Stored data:
## start

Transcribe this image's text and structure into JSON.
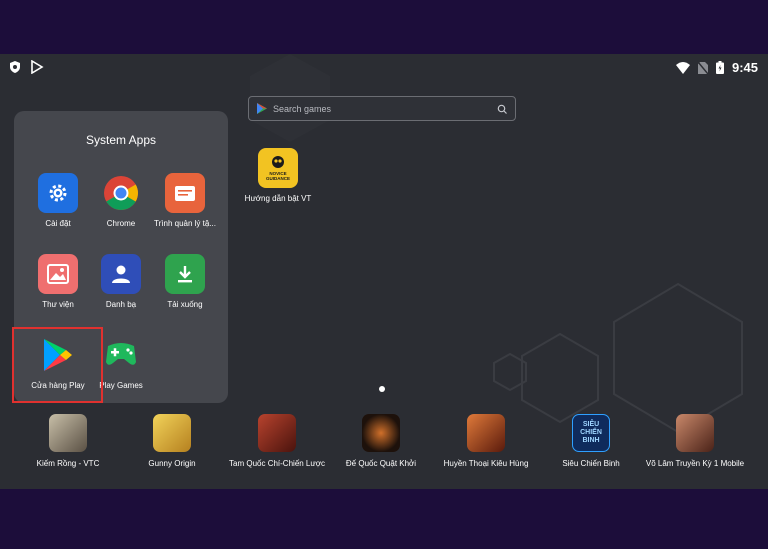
{
  "status_bar": {
    "time": "9:45"
  },
  "search": {
    "placeholder": "Search games"
  },
  "folder": {
    "title": "System Apps",
    "apps": [
      {
        "label": "Cài đặt",
        "icon": "gear-icon"
      },
      {
        "label": "Chrome",
        "icon": "chrome-icon"
      },
      {
        "label": "Trình quản lý tậ...",
        "icon": "file-manager-icon"
      },
      {
        "label": "Thư viện",
        "icon": "gallery-icon"
      },
      {
        "label": "Danh bạ",
        "icon": "contacts-icon"
      },
      {
        "label": "Tải xuống",
        "icon": "download-icon"
      },
      {
        "label": "Cửa hàng Play",
        "icon": "play-store-icon"
      },
      {
        "label": "Play Games",
        "icon": "play-games-icon"
      }
    ]
  },
  "desktop_app": {
    "label": "Hướng dẫn bật VT",
    "badge_line1": "NOVICE",
    "badge_line2": "GUIDANCE"
  },
  "dock": [
    {
      "label": "Kiếm Rồng - VTC",
      "color": "#8a7d6a"
    },
    {
      "label": "Gunny Origin",
      "color": "#d2a233"
    },
    {
      "label": "Tam Quốc Chí-Chiến Lược",
      "color": "#8a2a1f"
    },
    {
      "label": "Đế Quốc Quật Khởi",
      "color": "#3a2418"
    },
    {
      "label": "Huyền Thoại Kiêu Hùng",
      "color": "#a8401c"
    },
    {
      "label": "Siêu Chiến Binh",
      "color": "#0f2b5c",
      "badge_line1": "SIÊU",
      "badge_line2": "CHIẾN",
      "badge_line3": "BINH"
    },
    {
      "label": "Võ Lâm Truyền Kỳ 1 Mobile",
      "color": "#6b3a2a"
    }
  ],
  "colors": {
    "highlight": "#e0312f",
    "background": "#2b2d33",
    "folder": "#45474d",
    "outer": "#1c0d3a"
  }
}
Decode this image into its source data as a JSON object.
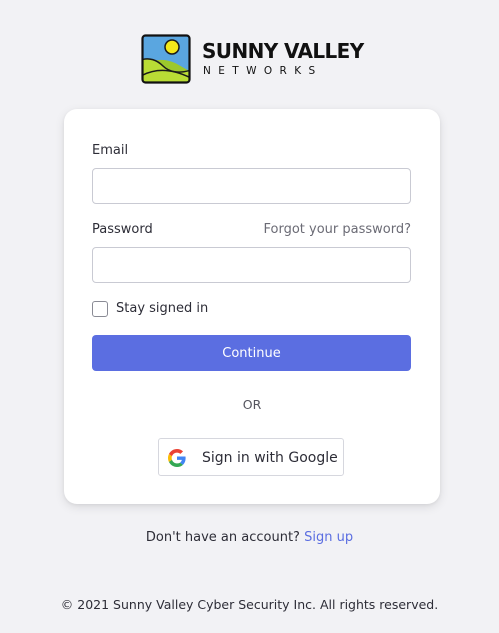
{
  "brand": {
    "name": "SUNNY VALLEY",
    "subtitle": "NETWORKS"
  },
  "form": {
    "email_label": "Email",
    "email_value": "",
    "password_label": "Password",
    "password_value": "",
    "forgot_password_label": "Forgot your password?",
    "stay_signed_in_label": "Stay signed in",
    "stay_signed_in_checked": false,
    "continue_label": "Continue",
    "or_label": "OR",
    "google_label": "Sign in with Google"
  },
  "signup": {
    "prompt": "Don't have an account?",
    "link_label": "Sign up"
  },
  "footer": {
    "copyright": "© 2021 Sunny Valley Cyber Security Inc. All rights reserved."
  },
  "colors": {
    "accent": "#5b6ee1",
    "background": "#f2f2f5",
    "card": "#ffffff"
  },
  "icons": {
    "logo": "sunny-valley-logo",
    "google": "google-g-icon"
  }
}
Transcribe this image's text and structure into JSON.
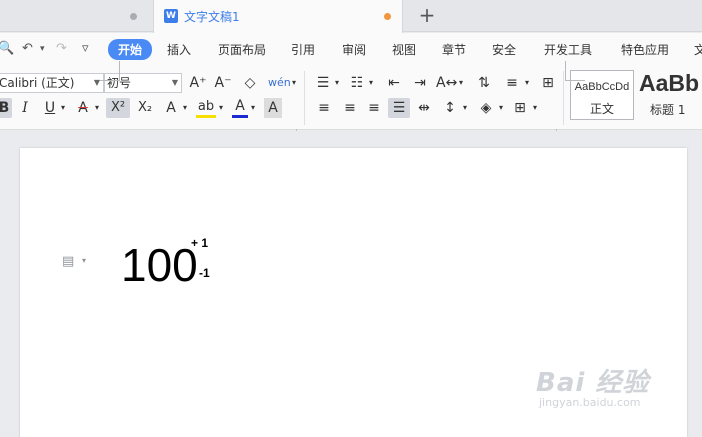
{
  "tabs": {
    "active_title": "文字文稿1",
    "doc_icon_letter": "W",
    "new_tab": "+"
  },
  "menu": {
    "active": "开始",
    "items": [
      "插入",
      "页面布局",
      "引用",
      "审阅",
      "视图",
      "章节",
      "安全",
      "开发工具",
      "特色应用",
      "文"
    ]
  },
  "quick_access": {
    "preview": "🔍",
    "undo": "↶",
    "redo": "↷",
    "more": "▿"
  },
  "font": {
    "family": "Calibri (正文)",
    "size": "初号"
  },
  "format": {
    "grow": "A⁺",
    "shrink": "A⁻",
    "clear": "◇",
    "pinyin": "wén",
    "bold": "B",
    "italic": "I",
    "underline": "U",
    "strike": "A",
    "superscript": "X²",
    "subscript": "X₂",
    "text_effect": "A",
    "highlight": "ab",
    "font_color": "A",
    "char_shading": "A"
  },
  "styles": {
    "normal_sample": "AaBbCcDd",
    "normal_label": "正文",
    "heading_sample": "AaBb",
    "heading_label": "标题 1"
  },
  "document": {
    "main_text": "100",
    "superscript": "+ 1",
    "subscript": "-1"
  },
  "watermark": {
    "line1": "Bai 经验",
    "line2": "jingyan.baidu.com"
  },
  "colors": {
    "accent": "#4a8af4",
    "modified_dot": "#f0963c",
    "font_color_bar": "#1a2bd6",
    "highlight_bar": "#f5e000"
  }
}
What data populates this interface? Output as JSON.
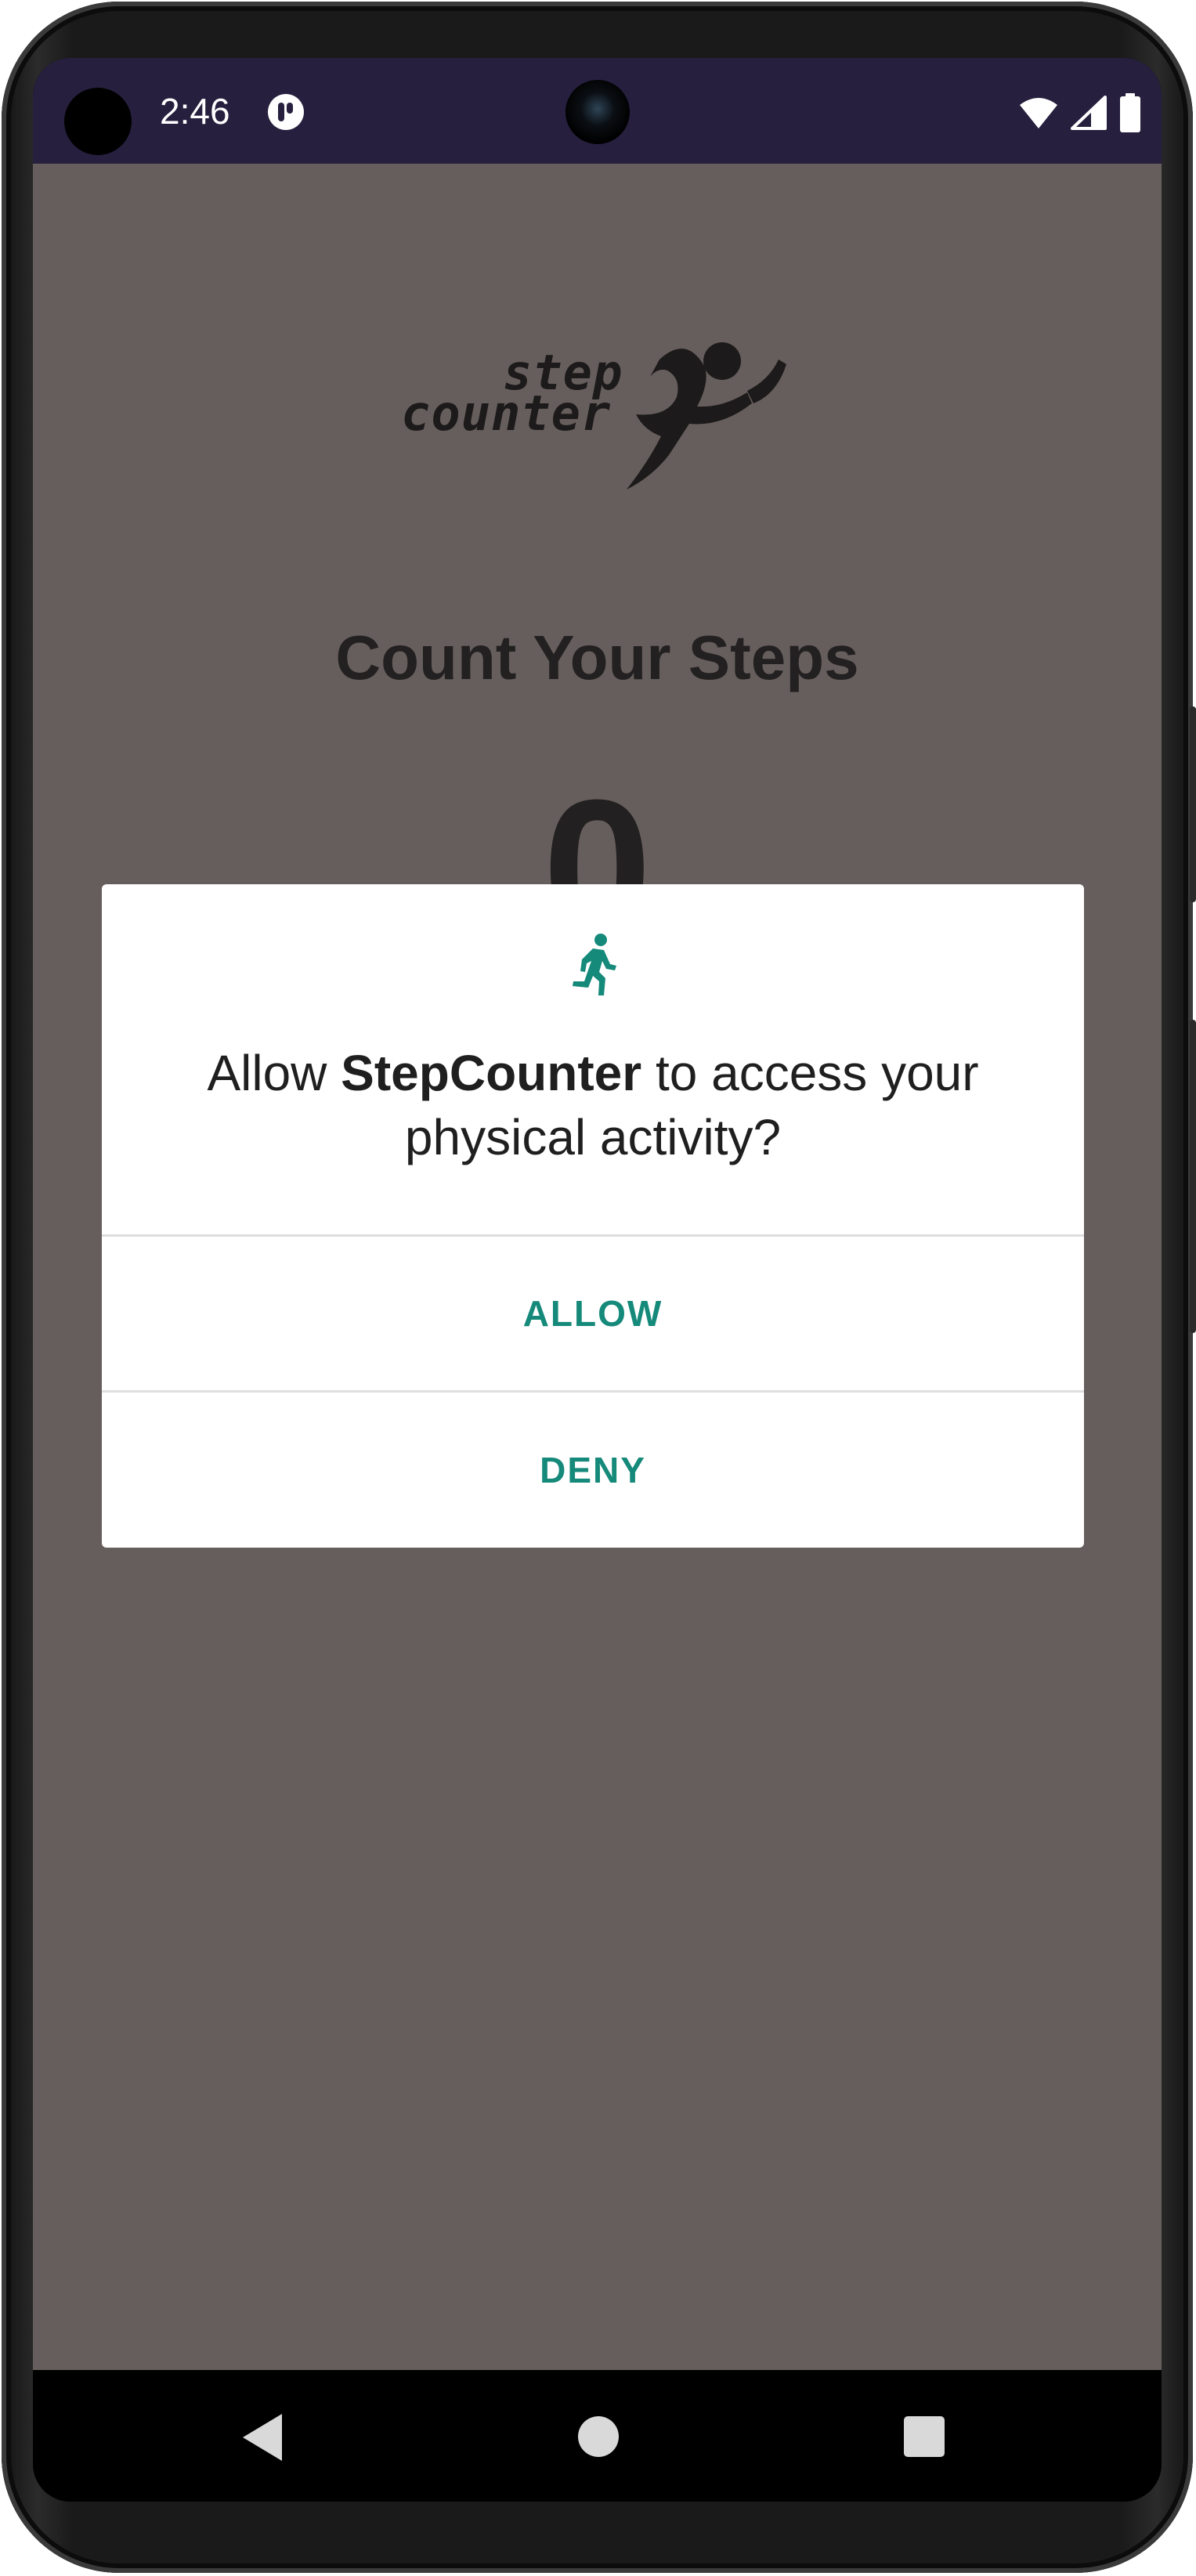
{
  "status_bar": {
    "time": "2:46",
    "icons": [
      "notification-app-icon",
      "wifi-icon",
      "cellular-signal-icon",
      "battery-icon"
    ],
    "background": "#261f3e"
  },
  "app": {
    "logo_line1": "step",
    "logo_line2": "counter",
    "title": "Count Your Steps",
    "step_count": "0",
    "background": "#665e5c"
  },
  "dialog": {
    "icon": "runner-icon",
    "message_prefix": "Allow ",
    "app_name": "StepCounter",
    "message_suffix": " to access your physical activity?",
    "allow_label": "ALLOW",
    "deny_label": "DENY",
    "accent": "#15897a"
  },
  "nav_bar": {
    "icons": [
      "back-icon",
      "home-icon",
      "recents-icon"
    ]
  }
}
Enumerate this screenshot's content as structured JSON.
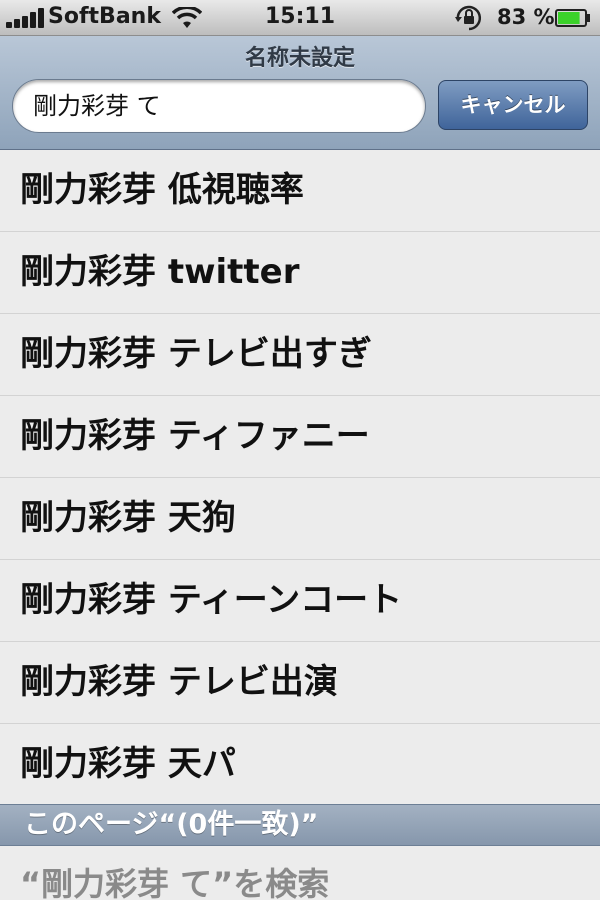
{
  "status_bar": {
    "carrier": "SoftBank",
    "time": "15:11",
    "battery_percent": "83 %",
    "signal_icon": "signal-bars-icon",
    "wifi_icon": "wifi-icon",
    "rotation_lock_icon": "rotation-lock-icon",
    "battery_icon": "battery-icon",
    "battery_level": 0.83,
    "battery_color": "#3bd12a"
  },
  "header": {
    "title": "名称未設定"
  },
  "search": {
    "value": "剛力彩芽 て",
    "cancel_label": "キャンセル"
  },
  "suggestions": [
    "剛力彩芽 低視聴率",
    "剛力彩芽 twitter",
    "剛力彩芽 テレビ出すぎ",
    "剛力彩芽 ティファニー",
    "剛力彩芽 天狗",
    "剛力彩芽 ティーンコート",
    "剛力彩芽 テレビ出演",
    "剛力彩芽 天パ"
  ],
  "find_on_page": {
    "header": "このページ“(0件一致)”",
    "search_row": "“剛力彩芽 て”を検索"
  }
}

## end

## Challenge
Copy everything in the records above except the pictures, exactly as written.

## Full solution
Transcribe this image's text and structure into JSON.
{
  "status_bar": {
    "time": "9:45"
  },
  "search": {
    "placeholder": "Search games"
  },
  "folder": {
    "title": "System Apps",
    "apps": [
      {
        "label": "Cài đặt",
        "icon": "gear-icon"
      },
      {
        "label": "Chrome",
        "icon": "chrome-icon"
      },
      {
        "label": "Trình quản lý tậ...",
        "icon": "file-manager-icon"
      },
      {
        "label": "Thư viện",
        "icon": "gallery-icon"
      },
      {
        "label": "Danh bạ",
        "icon": "contacts-icon"
      },
      {
        "label": "Tải xuống",
        "icon": "download-icon"
      },
      {
        "label": "Cửa hàng Play",
        "icon": "play-store-icon"
      },
      {
        "label": "Play Games",
        "icon": "play-games-icon"
      }
    ]
  },
  "desktop_app": {
    "label": "Hướng dẫn bật VT",
    "badge_line1": "NOVICE",
    "badge_line2": "GUIDANCE"
  },
  "dock": [
    {
      "label": "Kiếm Rồng - VTC",
      "color": "#8a7d6a"
    },
    {
      "label": "Gunny Origin",
      "color": "#d2a233"
    },
    {
      "label": "Tam Quốc Chí-Chiến Lược",
      "color": "#8a2a1f"
    },
    {
      "label": "Đế Quốc Quật Khởi",
      "color": "#3a2418"
    },
    {
      "label": "Huyền Thoại Kiêu Hùng",
      "color": "#a8401c"
    },
    {
      "label": "Siêu Chiến Binh",
      "color": "#0f2b5c",
      "badge_line1": "SIÊU",
      "badge_line2": "CHIẾN",
      "badge_line3": "BINH"
    },
    {
      "label": "Võ Lâm Truyền Kỳ 1 Mobile",
      "color": "#6b3a2a"
    }
  ],
  "colors": {
    "highlight": "#e0312f",
    "background": "#2b2d33",
    "folder": "#45474d",
    "outer": "#1c0d3a"
  }
}
Decode this image into its source data as a JSON object.
{
  "brand": {
    "name": "SUNNY VALLEY",
    "subtitle": "NETWORKS"
  },
  "form": {
    "email_label": "Email",
    "email_value": "",
    "password_label": "Password",
    "password_value": "",
    "forgot_password_label": "Forgot your password?",
    "stay_signed_in_label": "Stay signed in",
    "stay_signed_in_checked": false,
    "continue_label": "Continue",
    "or_label": "OR",
    "google_label": "Sign in with Google"
  },
  "signup": {
    "prompt": "Don't have an account?",
    "link_label": "Sign up"
  },
  "footer": {
    "copyright": "© 2021 Sunny Valley Cyber Security Inc. All rights reserved."
  },
  "colors": {
    "accent": "#5b6ee1",
    "background": "#f2f2f5",
    "card": "#ffffff"
  },
  "icons": {
    "logo": "sunny-valley-logo",
    "google": "google-g-icon"
  }
}
Transcribe this image's text and structure into JSON.
{
  "tabs": {
    "active_title": "文字文稿1",
    "doc_icon_letter": "W",
    "new_tab": "+"
  },
  "menu": {
    "active": "开始",
    "items": [
      "插入",
      "页面布局",
      "引用",
      "审阅",
      "视图",
      "章节",
      "安全",
      "开发工具",
      "特色应用",
      "文"
    ]
  },
  "quick_access": {
    "preview": "🔍",
    "undo": "↶",
    "redo": "↷",
    "more": "▿"
  },
  "font": {
    "family": "Calibri (正文)",
    "size": "初号"
  },
  "format": {
    "grow": "A⁺",
    "shrink": "A⁻",
    "clear": "◇",
    "pinyin": "wén",
    "bold": "B",
    "italic": "I",
    "underline": "U",
    "strike": "A",
    "superscript": "X²",
    "subscript": "X₂",
    "text_effect": "A",
    "highlight": "ab",
    "font_color": "A",
    "char_shading": "A"
  },
  "styles": {
    "normal_sample": "AaBbCcDd",
    "normal_label": "正文",
    "heading_sample": "AaBb",
    "heading_label": "标题 1"
  },
  "document": {
    "main_text": "100",
    "superscript": "+ 1",
    "subscript": "-1"
  },
  "watermark": {
    "line1": "Bai 经验",
    "line2": "jingyan.baidu.com"
  },
  "colors": {
    "accent": "#4a8af4",
    "modified_dot": "#f0963c",
    "font_color_bar": "#1a2bd6",
    "highlight_bar": "#f5e000"
  }
}
What data populates this interface? Output as JSON.
{
  "status_bar": {
    "time": "2:46",
    "icons": [
      "notification-app-icon",
      "wifi-icon",
      "cellular-signal-icon",
      "battery-icon"
    ],
    "background": "#261f3e"
  },
  "app": {
    "logo_line1": "step",
    "logo_line2": "counter",
    "title": "Count Your Steps",
    "step_count": "0",
    "background": "#665e5c"
  },
  "dialog": {
    "icon": "runner-icon",
    "message_prefix": "Allow ",
    "app_name": "StepCounter",
    "message_suffix": " to access your physical activity?",
    "allow_label": "ALLOW",
    "deny_label": "DENY",
    "accent": "#15897a"
  },
  "nav_bar": {
    "icons": [
      "back-icon",
      "home-icon",
      "recents-icon"
    ]
  }
}
Enumerate this screenshot's content as structured JSON.
{
  "status_bar": {
    "carrier": "SoftBank",
    "time": "15:11",
    "battery_percent": "83 %",
    "signal_icon": "signal-bars-icon",
    "wifi_icon": "wifi-icon",
    "rotation_lock_icon": "rotation-lock-icon",
    "battery_icon": "battery-icon",
    "battery_level": 0.83,
    "battery_color": "#3bd12a"
  },
  "header": {
    "title": "名称未設定"
  },
  "search": {
    "value": "剛力彩芽 て",
    "cancel_label": "キャンセル"
  },
  "suggestions": [
    "剛力彩芽 低視聴率",
    "剛力彩芽 twitter",
    "剛力彩芽 テレビ出すぎ",
    "剛力彩芽 ティファニー",
    "剛力彩芽 天狗",
    "剛力彩芽 ティーンコート",
    "剛力彩芽 テレビ出演",
    "剛力彩芽 天パ"
  ],
  "find_on_page": {
    "header": "このページ“(0件一致)”",
    "search_row": "“剛力彩芽 て”を検索"
  }
}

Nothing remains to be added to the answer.